(Lines of data)
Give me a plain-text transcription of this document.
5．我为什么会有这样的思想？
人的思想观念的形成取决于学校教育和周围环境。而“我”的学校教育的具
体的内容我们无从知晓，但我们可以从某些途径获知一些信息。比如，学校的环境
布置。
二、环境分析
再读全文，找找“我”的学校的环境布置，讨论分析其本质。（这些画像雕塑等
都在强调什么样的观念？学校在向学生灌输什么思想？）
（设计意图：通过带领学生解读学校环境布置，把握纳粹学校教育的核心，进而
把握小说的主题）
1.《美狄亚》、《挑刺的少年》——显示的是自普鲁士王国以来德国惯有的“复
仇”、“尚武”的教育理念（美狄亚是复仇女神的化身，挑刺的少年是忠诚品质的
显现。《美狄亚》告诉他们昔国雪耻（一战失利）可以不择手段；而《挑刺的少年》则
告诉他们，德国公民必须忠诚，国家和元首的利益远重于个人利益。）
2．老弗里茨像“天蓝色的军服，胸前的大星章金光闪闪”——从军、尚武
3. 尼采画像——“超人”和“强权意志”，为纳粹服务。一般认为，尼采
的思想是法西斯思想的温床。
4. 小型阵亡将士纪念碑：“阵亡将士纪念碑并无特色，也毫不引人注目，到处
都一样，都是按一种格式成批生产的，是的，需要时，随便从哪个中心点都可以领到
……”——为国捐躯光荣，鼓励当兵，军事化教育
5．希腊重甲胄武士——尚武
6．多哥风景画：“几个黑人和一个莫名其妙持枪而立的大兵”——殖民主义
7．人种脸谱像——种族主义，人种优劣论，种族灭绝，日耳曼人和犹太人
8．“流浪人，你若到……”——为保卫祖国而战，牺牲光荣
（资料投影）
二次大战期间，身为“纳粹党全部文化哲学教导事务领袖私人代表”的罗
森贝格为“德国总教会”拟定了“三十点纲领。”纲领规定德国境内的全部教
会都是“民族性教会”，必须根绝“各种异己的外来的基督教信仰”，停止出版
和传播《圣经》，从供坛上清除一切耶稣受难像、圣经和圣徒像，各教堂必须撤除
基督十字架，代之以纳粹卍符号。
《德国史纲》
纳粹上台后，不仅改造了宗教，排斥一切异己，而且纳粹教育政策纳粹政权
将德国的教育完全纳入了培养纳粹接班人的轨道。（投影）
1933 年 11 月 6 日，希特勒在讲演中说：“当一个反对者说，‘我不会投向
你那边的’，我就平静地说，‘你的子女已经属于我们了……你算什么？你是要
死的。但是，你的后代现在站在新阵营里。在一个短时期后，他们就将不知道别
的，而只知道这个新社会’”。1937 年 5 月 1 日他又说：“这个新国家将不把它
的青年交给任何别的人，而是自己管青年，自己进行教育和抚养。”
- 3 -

* _Work instructions_
Copy each entry exactly, with nothing added or dropped.

* _Result of the task_
Give me a plain-text transcription of this document.
5．我为什么会有这样的思想？
人的思想观念的形成取决于学校教育和周围环境。而“我”的学校教育的具
体的内容我们无从知晓，但我们可以从某些途径获知一些信息。比如，学校的环境
布置。
二、环境分析
再读全文，找找“我”的学校的环境布置，讨论分析其本质。（这些画像雕塑等
都在强调什么样的观念？学校在向学生灌输什么思想？）
（设计意图：通过带领学生解读学校环境布置，把握纳粹学校教育的核心，进而
把握小说的主题）
1.《美狄亚》、《挑刺的少年》——显示的是自普鲁士王国以来德国惯有的“复
仇”、“尚武”的教育理念（美狄亚是复仇女神的化身，挑刺的少年是忠诚品质的
显现。《美狄亚》告诉他们昔国雪耻（一战失利）可以不择手段；而《挑刺的少年》则
告诉他们，德国公民必须忠诚，国家和元首的利益远重于个人利益。）
2．老弗里茨像“天蓝色的军服，胸前的大星章金光闪闪”——从军、尚武
3. 尼采画像——“超人”和“强权意志”，为纳粹服务。一般认为，尼采
的思想是法西斯思想的温床。
4. 小型阵亡将士纪念碑：“阵亡将士纪念碑并无特色，也毫不引人注目，到处
都一样，都是按一种格式成批生产的，是的，需要时，随便从哪个中心点都可以领到
……”——为国捐躯光荣，鼓励当兵，军事化教育
5．希腊重甲胄武士——尚武
6．多哥风景画：“几个黑人和一个莫名其妙持枪而立的大兵”——殖民主义
7．人种脸谱像——种族主义，人种优劣论，种族灭绝，日耳曼人和犹太人
8．“流浪人，你若到……”——为保卫祖国而战，牺牲光荣
（资料投影）
二次大战期间，身为“纳粹党全部文化哲学教导事务领袖私人代表”的罗
森贝格为“德国总教会”拟定了“三十点纲领。”纲领规定德国境内的全部教
会都是“民族性教会”，必须根绝“各种异己的外来的基督教信仰”，停止出版
和传播《圣经》，从供坛上清除一切耶稣受难像、圣经和圣徒像，各教堂必须撤除
基督十字架，代之以纳粹卍符号。
《德国史纲》
纳粹上台后，不仅改造了宗教，排斥一切异己，而且纳粹教育政策纳粹政权
将德国的教育完全纳入了培养纳粹接班人的轨道。（投影）
1933 年 11 月 6 日，希特勒在讲演中说：“当一个反对者说，‘我不会投向
你那边的’，我就平静地说，‘你的子女已经属于我们了……你算什么？你是要
死的。但是，你的后代现在站在新阵营里。在一个短时期后，他们就将不知道别
的，而只知道这个新社会’”。1937 年 5 月 1 日他又说：“这个新国家将不把它
的青年交给任何别的人，而是自己管青年，自己进行教育和抚养。”
- 3 -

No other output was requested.